[SET PROBLEM]: Find the string "before" in the entries and copy each line that has it.
**** GIVEN INFORMATION
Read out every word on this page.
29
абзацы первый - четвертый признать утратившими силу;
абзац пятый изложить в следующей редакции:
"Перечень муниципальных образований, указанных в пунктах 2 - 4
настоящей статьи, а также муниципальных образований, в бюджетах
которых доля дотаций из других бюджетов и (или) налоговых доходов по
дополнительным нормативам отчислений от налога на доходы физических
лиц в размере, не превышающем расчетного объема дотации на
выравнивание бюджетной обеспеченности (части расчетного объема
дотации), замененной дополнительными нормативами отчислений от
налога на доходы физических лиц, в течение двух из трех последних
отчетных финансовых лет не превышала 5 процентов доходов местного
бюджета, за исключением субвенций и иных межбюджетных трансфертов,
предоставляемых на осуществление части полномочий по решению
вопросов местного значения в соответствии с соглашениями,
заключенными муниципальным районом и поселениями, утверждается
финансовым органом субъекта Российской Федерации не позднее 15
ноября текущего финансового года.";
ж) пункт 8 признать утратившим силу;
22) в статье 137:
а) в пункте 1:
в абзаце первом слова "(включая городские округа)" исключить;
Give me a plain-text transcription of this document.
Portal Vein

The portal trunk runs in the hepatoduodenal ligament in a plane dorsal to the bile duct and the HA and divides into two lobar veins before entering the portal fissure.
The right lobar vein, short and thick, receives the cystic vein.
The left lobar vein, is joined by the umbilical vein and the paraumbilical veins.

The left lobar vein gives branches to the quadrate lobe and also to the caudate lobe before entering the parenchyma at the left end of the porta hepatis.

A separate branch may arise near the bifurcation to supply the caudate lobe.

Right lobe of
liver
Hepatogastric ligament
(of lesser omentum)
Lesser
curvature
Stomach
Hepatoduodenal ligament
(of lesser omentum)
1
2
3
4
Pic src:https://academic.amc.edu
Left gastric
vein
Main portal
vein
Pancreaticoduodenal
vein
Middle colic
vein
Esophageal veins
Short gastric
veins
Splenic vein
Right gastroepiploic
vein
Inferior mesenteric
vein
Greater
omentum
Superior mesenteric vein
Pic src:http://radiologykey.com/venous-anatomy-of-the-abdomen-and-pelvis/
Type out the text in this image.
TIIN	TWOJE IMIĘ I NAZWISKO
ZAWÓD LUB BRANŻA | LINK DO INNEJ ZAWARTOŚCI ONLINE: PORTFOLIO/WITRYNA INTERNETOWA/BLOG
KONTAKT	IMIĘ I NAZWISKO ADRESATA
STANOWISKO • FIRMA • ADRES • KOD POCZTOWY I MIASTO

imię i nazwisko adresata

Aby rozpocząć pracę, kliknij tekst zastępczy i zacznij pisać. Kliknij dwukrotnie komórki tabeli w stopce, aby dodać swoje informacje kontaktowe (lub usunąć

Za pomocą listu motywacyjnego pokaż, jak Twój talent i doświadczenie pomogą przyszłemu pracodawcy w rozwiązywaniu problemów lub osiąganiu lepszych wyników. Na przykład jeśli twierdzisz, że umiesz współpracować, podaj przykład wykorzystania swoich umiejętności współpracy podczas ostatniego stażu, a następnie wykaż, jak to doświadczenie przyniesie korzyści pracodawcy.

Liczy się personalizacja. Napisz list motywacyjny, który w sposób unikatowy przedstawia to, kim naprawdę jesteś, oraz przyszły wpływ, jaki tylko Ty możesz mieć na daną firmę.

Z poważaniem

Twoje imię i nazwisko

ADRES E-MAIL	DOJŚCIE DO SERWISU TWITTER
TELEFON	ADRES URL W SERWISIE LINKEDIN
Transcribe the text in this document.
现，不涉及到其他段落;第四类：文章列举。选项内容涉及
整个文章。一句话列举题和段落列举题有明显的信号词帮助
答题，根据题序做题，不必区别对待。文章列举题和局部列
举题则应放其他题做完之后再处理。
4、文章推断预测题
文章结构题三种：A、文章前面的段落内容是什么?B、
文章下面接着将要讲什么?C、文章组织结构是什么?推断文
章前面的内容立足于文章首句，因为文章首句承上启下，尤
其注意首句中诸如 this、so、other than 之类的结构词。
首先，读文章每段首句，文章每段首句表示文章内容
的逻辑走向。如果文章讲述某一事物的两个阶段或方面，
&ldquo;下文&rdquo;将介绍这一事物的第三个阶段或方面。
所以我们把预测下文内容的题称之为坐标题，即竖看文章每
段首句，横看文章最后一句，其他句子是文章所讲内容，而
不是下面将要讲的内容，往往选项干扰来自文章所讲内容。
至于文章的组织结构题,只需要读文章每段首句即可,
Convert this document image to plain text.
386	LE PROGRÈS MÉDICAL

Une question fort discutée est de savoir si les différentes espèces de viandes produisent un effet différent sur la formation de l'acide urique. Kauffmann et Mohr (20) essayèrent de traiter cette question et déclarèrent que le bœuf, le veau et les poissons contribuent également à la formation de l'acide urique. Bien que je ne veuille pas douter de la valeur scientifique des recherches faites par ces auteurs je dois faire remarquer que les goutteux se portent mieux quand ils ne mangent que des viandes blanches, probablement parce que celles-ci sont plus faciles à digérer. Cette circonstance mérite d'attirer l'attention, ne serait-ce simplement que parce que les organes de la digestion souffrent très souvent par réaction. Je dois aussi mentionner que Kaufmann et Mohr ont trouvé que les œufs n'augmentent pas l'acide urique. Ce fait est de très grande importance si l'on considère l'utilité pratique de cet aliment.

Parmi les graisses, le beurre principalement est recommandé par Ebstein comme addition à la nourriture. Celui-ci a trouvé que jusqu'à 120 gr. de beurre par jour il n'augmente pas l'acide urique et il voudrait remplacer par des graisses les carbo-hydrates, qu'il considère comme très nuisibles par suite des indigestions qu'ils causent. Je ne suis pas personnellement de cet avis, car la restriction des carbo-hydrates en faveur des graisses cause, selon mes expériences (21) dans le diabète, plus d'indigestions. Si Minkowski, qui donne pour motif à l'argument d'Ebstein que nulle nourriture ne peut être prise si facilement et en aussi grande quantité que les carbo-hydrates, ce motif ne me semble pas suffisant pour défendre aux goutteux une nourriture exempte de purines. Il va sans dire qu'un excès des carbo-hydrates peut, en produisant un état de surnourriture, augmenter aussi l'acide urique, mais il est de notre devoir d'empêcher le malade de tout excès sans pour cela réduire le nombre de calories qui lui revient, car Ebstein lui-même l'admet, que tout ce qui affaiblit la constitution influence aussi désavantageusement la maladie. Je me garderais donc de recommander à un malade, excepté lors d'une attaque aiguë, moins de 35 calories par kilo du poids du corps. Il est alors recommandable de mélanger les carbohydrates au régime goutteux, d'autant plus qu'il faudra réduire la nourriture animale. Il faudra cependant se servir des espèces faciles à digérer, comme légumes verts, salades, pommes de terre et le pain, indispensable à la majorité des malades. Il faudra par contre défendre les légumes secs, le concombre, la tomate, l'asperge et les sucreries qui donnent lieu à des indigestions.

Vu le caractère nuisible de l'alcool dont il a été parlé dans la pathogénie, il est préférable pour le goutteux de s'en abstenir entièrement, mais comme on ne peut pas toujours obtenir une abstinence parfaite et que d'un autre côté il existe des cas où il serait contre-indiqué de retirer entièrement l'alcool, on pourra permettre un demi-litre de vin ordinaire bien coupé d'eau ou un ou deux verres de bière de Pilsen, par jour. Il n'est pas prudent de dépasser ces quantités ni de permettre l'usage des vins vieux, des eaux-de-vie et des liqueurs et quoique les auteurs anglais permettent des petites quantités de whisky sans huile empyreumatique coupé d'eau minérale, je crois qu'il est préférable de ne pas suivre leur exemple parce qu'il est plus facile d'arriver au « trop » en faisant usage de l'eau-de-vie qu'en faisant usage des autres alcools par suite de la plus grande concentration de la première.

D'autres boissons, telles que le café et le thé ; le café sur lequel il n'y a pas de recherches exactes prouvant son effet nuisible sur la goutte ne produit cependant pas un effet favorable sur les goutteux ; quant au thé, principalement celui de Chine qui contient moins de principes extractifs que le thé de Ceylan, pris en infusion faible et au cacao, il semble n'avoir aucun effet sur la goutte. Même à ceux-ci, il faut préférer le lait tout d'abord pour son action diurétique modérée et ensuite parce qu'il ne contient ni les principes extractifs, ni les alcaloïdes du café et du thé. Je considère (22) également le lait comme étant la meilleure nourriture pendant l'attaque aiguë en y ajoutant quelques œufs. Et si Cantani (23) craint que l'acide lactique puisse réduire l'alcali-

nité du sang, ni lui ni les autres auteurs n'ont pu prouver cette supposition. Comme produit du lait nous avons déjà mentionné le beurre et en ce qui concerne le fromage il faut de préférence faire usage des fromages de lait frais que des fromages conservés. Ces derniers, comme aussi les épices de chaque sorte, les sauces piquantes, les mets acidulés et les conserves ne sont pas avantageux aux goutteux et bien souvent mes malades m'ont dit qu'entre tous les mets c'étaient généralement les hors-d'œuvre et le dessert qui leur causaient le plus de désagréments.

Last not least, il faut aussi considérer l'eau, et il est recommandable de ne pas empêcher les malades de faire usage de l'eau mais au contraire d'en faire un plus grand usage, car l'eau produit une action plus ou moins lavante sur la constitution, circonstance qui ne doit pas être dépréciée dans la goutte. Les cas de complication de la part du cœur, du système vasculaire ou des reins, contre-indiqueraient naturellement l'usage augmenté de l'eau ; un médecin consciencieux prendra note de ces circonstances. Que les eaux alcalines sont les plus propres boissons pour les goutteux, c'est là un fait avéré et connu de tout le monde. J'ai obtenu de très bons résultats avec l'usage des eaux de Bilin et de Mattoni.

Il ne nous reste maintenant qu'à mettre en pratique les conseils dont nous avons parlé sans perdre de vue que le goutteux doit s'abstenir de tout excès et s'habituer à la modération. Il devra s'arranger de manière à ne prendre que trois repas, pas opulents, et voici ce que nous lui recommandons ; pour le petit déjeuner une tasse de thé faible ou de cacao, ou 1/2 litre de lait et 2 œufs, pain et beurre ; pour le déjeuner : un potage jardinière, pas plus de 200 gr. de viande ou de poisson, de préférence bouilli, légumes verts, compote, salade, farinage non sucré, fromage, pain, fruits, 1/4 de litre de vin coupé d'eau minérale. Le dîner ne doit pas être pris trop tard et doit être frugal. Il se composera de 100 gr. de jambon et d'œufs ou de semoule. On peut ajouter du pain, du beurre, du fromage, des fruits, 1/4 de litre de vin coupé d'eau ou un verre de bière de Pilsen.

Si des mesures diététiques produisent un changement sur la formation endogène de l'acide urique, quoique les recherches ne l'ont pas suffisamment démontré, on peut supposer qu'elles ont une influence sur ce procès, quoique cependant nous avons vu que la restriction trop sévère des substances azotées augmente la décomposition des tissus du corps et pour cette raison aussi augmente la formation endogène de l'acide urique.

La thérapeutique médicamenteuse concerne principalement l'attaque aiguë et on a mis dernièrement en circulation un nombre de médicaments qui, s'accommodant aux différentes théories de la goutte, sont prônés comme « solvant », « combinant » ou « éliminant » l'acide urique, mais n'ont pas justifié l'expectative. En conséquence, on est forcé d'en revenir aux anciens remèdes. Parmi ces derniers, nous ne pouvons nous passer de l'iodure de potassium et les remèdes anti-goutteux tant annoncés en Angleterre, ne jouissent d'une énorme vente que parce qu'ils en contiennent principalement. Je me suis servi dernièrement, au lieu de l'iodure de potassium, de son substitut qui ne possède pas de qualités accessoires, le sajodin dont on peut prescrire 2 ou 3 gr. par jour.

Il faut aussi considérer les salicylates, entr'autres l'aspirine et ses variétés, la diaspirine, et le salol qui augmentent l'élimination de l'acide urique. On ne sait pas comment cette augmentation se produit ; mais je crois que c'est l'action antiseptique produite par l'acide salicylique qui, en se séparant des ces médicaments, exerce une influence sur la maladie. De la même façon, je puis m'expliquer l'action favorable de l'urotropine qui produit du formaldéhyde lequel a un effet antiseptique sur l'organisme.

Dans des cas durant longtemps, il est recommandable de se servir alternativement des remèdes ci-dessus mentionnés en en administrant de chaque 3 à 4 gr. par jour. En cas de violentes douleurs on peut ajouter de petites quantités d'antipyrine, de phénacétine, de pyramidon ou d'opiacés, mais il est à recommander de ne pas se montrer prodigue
********
[ANSWER TO THE TASK]:
The portal trunk runs in the hepatoduodenal ligament in a plane dorsal to the bile duct and the HA and divides into two lobar veins before entering the portal fissure.
The left lobar vein gives branches to the quadrate lobe and also to the caudate lobe before entering the parenchyma at the left end of the porta hepatis.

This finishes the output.